Problem requirements:
An exact copy of all the data is required, with pictures left out.

Dataset listings of figures

— begin —

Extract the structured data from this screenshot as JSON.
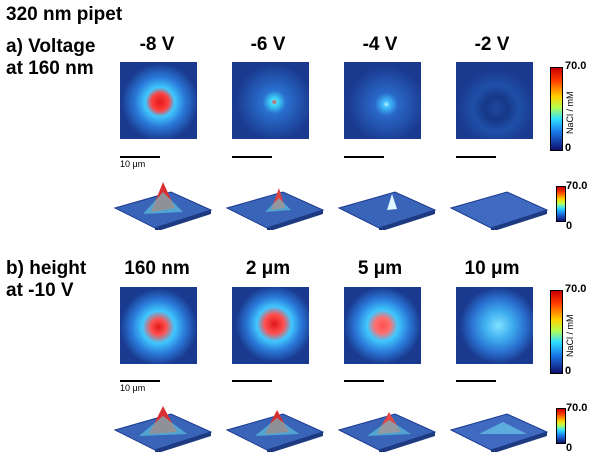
{
  "title": "320 nm pipet",
  "panel_a": {
    "label_line1": "a) Voltage",
    "label_line2": "at 160 nm",
    "columns": [
      "-8 V",
      "-6 V",
      "-4 V",
      "-2 V"
    ],
    "scale_label": "10 μm",
    "colorbar": {
      "max": "70.0",
      "min": "0",
      "unit": "NaCl / mM"
    },
    "colorbar_small": {
      "max": "70.0",
      "min": "0"
    }
  },
  "panel_b": {
    "label_line1": "b) height",
    "label_line2": "at -10 V",
    "columns": [
      "160 nm",
      "2 μm",
      "5 μm",
      "10 μm"
    ],
    "scale_label": "10 μm",
    "colorbar": {
      "max": "70.0",
      "min": "0",
      "unit": "NaCl / mM"
    },
    "colorbar_small": {
      "max": "70.0",
      "min": "0"
    }
  },
  "colors": {
    "background_map": "#1a3a8f",
    "hot": "#e02020",
    "warm": "#ffd000",
    "cool": "#30c8ff"
  }
}
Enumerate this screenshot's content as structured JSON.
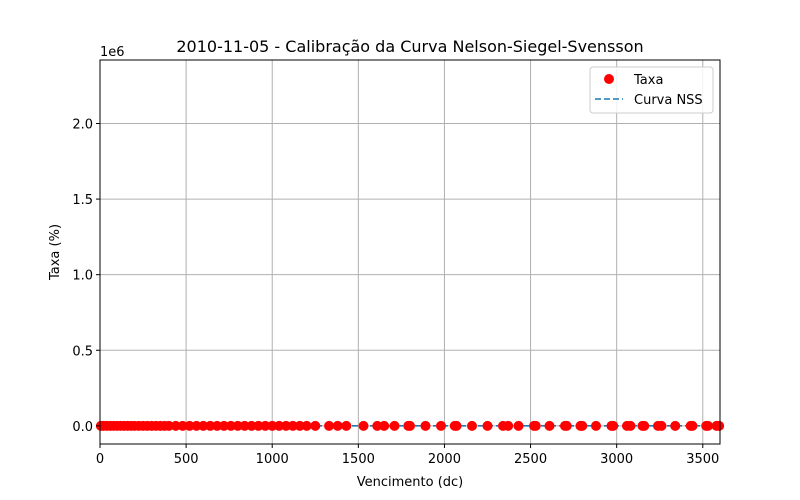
{
  "chart_data": {
    "type": "scatter",
    "title": "2010-11-05 - Calibração da Curva Nelson-Siegel-Svensson",
    "xlabel": "Vencimento (dc)",
    "ylabel": "Taxa (%)",
    "y_offset_label": "1e6",
    "xlim": [
      0,
      3600
    ],
    "ylim": [
      -120000,
      2420000
    ],
    "x_ticks": [
      0,
      500,
      1000,
      1500,
      2000,
      2500,
      3000,
      3500
    ],
    "x_tick_labels": [
      "0",
      "500",
      "1000",
      "1500",
      "2000",
      "2500",
      "3000",
      "3500"
    ],
    "y_ticks": [
      0,
      500000,
      1000000,
      1500000,
      2000000
    ],
    "y_tick_labels": [
      "0.0",
      "0.5",
      "1.0",
      "1.5",
      "2.0"
    ],
    "grid": true,
    "legend_position": "top-right",
    "series": [
      {
        "name": "Taxa",
        "kind": "scatter",
        "color": "#ff0000",
        "x": [
          5,
          20,
          40,
          60,
          80,
          100,
          120,
          140,
          160,
          180,
          200,
          225,
          250,
          275,
          300,
          325,
          350,
          375,
          400,
          440,
          480,
          520,
          560,
          600,
          640,
          680,
          720,
          760,
          800,
          840,
          880,
          920,
          960,
          1000,
          1040,
          1080,
          1120,
          1160,
          1200,
          1250,
          1330,
          1380,
          1430,
          1530,
          1610,
          1650,
          1710,
          1790,
          1800,
          1890,
          1980,
          2060,
          2070,
          2160,
          2250,
          2340,
          2370,
          2430,
          2520,
          2530,
          2610,
          2700,
          2710,
          2790,
          2800,
          2880,
          2970,
          2980,
          3060,
          3080,
          3150,
          3160,
          3240,
          3260,
          3340,
          3430,
          3440,
          3520,
          3530,
          3580,
          3595
        ],
        "y": [
          11,
          11,
          11,
          11,
          11,
          11,
          11,
          11,
          11,
          11,
          11,
          11,
          11,
          11,
          11,
          11,
          11,
          11,
          11,
          11,
          11,
          11,
          11,
          11,
          11,
          11,
          11,
          11,
          11,
          11,
          11,
          11,
          11,
          11,
          11,
          11,
          11,
          11,
          11,
          11,
          11,
          11,
          11,
          11,
          11,
          11,
          11,
          11,
          11,
          11,
          11,
          11,
          11,
          11,
          11,
          11,
          11,
          11,
          11,
          11,
          11,
          11,
          11,
          11,
          11,
          11,
          11,
          11,
          11,
          11,
          11,
          11,
          11,
          11,
          11,
          11,
          11,
          11,
          11,
          11,
          11
        ]
      },
      {
        "name": "Curva NSS",
        "kind": "line",
        "style": "dashed",
        "color": "#1f77b4",
        "x": [
          0,
          600,
          1200,
          1800,
          2400,
          3000,
          3600
        ],
        "y": [
          11,
          11,
          11,
          11,
          11,
          11,
          11
        ]
      }
    ]
  }
}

— end —

Task response:
Extract the structured data from this screenshot as JSON.
{
  "title": "320 nm pipet",
  "panel_a": {
    "label_line1": "a) Voltage",
    "label_line2": "at 160 nm",
    "columns": [
      "-8 V",
      "-6 V",
      "-4 V",
      "-2 V"
    ],
    "scale_label": "10 μm",
    "colorbar": {
      "max": "70.0",
      "min": "0",
      "unit": "NaCl / mM"
    },
    "colorbar_small": {
      "max": "70.0",
      "min": "0"
    }
  },
  "panel_b": {
    "label_line1": "b) height",
    "label_line2": "at -10 V",
    "columns": [
      "160 nm",
      "2 μm",
      "5 μm",
      "10 μm"
    ],
    "scale_label": "10 μm",
    "colorbar": {
      "max": "70.0",
      "min": "0",
      "unit": "NaCl / mM"
    },
    "colorbar_small": {
      "max": "70.0",
      "min": "0"
    }
  },
  "colors": {
    "background_map": "#1a3a8f",
    "hot": "#e02020",
    "warm": "#ffd000",
    "cool": "#30c8ff"
  }
}
Enumerate this screenshot's content as structured JSON.
{
  "chart_data": {
    "type": "scatter",
    "title": "2010-11-05 - Calibração da Curva Nelson-Siegel-Svensson",
    "xlabel": "Vencimento (dc)",
    "ylabel": "Taxa (%)",
    "y_offset_label": "1e6",
    "xlim": [
      0,
      3600
    ],
    "ylim": [
      -120000,
      2420000
    ],
    "x_ticks": [
      0,
      500,
      1000,
      1500,
      2000,
      2500,
      3000,
      3500
    ],
    "x_tick_labels": [
      "0",
      "500",
      "1000",
      "1500",
      "2000",
      "2500",
      "3000",
      "3500"
    ],
    "y_ticks": [
      0,
      500000,
      1000000,
      1500000,
      2000000
    ],
    "y_tick_labels": [
      "0.0",
      "0.5",
      "1.0",
      "1.5",
      "2.0"
    ],
    "grid": true,
    "legend_position": "top-right",
    "series": [
      {
        "name": "Taxa",
        "kind": "scatter",
        "color": "#ff0000",
        "x": [
          5,
          20,
          40,
          60,
          80,
          100,
          120,
          140,
          160,
          180,
          200,
          225,
          250,
          275,
          300,
          325,
          350,
          375,
          400,
          440,
          480,
          520,
          560,
          600,
          640,
          680,
          720,
          760,
          800,
          840,
          880,
          920,
          960,
          1000,
          1040,
          1080,
          1120,
          1160,
          1200,
          1250,
          1330,
          1380,
          1430,
          1530,
          1610,
          1650,
          1710,
          1790,
          1800,
          1890,
          1980,
          2060,
          2070,
          2160,
          2250,
          2340,
          2370,
          2430,
          2520,
          2530,
          2610,
          2700,
          2710,
          2790,
          2800,
          2880,
          2970,
          2980,
          3060,
          3080,
          3150,
          3160,
          3240,
          3260,
          3340,
          3430,
          3440,
          3520,
          3530,
          3580,
          3595
        ],
        "y": [
          11,
          11,
          11,
          11,
          11,
          11,
          11,
          11,
          11,
          11,
          11,
          11,
          11,
          11,
          11,
          11,
          11,
          11,
          11,
          11,
          11,
          11,
          11,
          11,
          11,
          11,
          11,
          11,
          11,
          11,
          11,
          11,
          11,
          11,
          11,
          11,
          11,
          11,
          11,
          11,
          11,
          11,
          11,
          11,
          11,
          11,
          11,
          11,
          11,
          11,
          11,
          11,
          11,
          11,
          11,
          11,
          11,
          11,
          11,
          11,
          11,
          11,
          11,
          11,
          11,
          11,
          11,
          11,
          11,
          11,
          11,
          11,
          11,
          11,
          11,
          11,
          11,
          11,
          11,
          11,
          11
        ]
      },
      {
        "name": "Curva NSS",
        "kind": "line",
        "style": "dashed",
        "color": "#1f77b4",
        "x": [
          0,
          600,
          1200,
          1800,
          2400,
          3000,
          3600
        ],
        "y": [
          11,
          11,
          11,
          11,
          11,
          11,
          11
        ]
      }
    ]
  }
}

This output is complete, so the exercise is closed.